Pull every line holding the string "title" from the records below.
—————
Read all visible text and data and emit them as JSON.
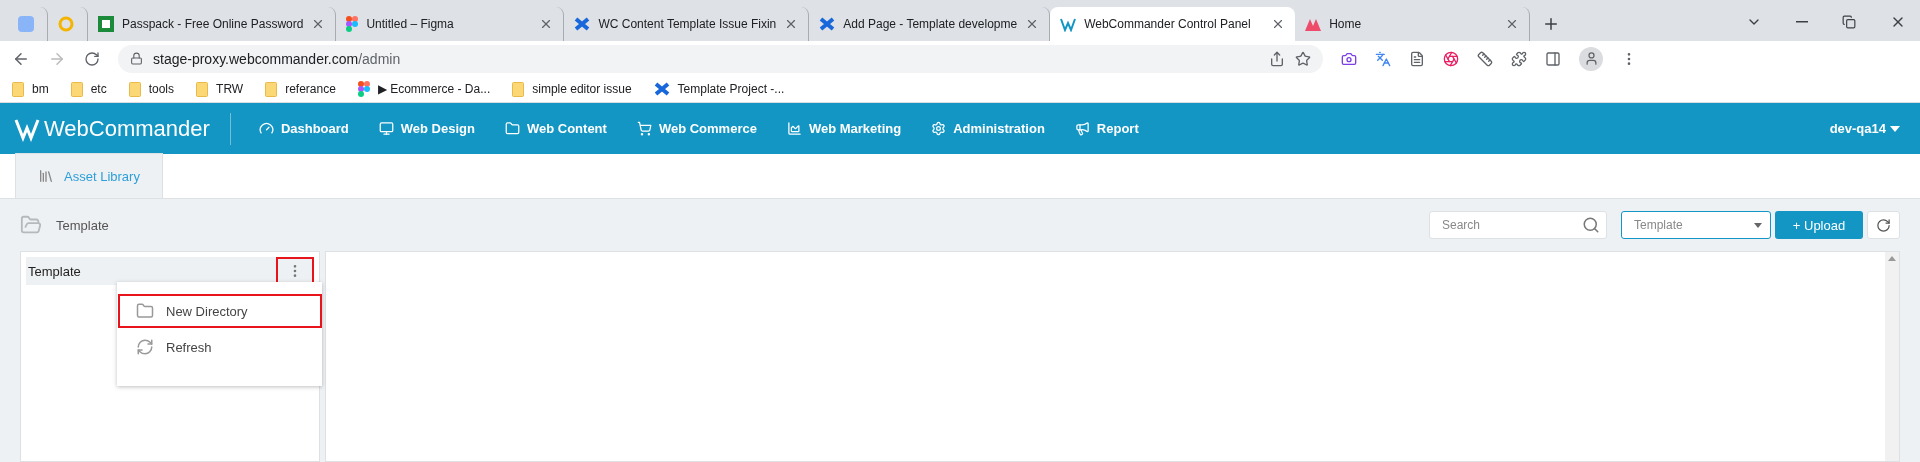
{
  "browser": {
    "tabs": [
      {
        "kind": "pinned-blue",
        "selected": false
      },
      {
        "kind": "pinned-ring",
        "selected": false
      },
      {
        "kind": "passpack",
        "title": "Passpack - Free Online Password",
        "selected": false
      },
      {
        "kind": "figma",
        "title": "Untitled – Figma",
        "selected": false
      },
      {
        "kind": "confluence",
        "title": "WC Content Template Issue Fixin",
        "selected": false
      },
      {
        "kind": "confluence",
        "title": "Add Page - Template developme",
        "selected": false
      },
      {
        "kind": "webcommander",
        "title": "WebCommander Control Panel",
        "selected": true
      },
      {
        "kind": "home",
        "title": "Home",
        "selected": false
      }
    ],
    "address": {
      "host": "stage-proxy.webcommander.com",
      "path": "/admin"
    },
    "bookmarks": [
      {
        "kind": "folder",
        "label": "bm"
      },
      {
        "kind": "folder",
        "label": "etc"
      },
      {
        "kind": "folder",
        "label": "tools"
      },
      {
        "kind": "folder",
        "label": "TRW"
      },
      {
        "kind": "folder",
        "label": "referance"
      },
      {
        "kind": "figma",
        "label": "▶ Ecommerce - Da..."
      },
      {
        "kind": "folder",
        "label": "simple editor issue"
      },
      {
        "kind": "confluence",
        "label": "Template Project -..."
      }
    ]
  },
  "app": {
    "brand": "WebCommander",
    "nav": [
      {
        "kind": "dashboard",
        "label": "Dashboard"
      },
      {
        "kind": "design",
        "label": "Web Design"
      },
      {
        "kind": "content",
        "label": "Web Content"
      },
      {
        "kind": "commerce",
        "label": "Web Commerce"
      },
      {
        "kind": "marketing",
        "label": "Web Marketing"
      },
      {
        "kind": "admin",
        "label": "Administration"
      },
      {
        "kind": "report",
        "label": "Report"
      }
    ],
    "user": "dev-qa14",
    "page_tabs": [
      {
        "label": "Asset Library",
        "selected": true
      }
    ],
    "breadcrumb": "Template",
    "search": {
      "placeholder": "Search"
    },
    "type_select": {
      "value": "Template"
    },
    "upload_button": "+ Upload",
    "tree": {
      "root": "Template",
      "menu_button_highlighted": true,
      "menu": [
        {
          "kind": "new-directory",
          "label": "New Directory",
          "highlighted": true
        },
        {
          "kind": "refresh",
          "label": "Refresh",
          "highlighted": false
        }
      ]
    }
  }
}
—————
• _Full output_:
        "title": "Passpack - Free Online Password",
        "title": "Untitled – Figma",
        "title": "WC Content Template Issue Fixin",
        "title": "Add Page - Template developme",
        "title": "WebCommander Control Panel",
        "title": "Home",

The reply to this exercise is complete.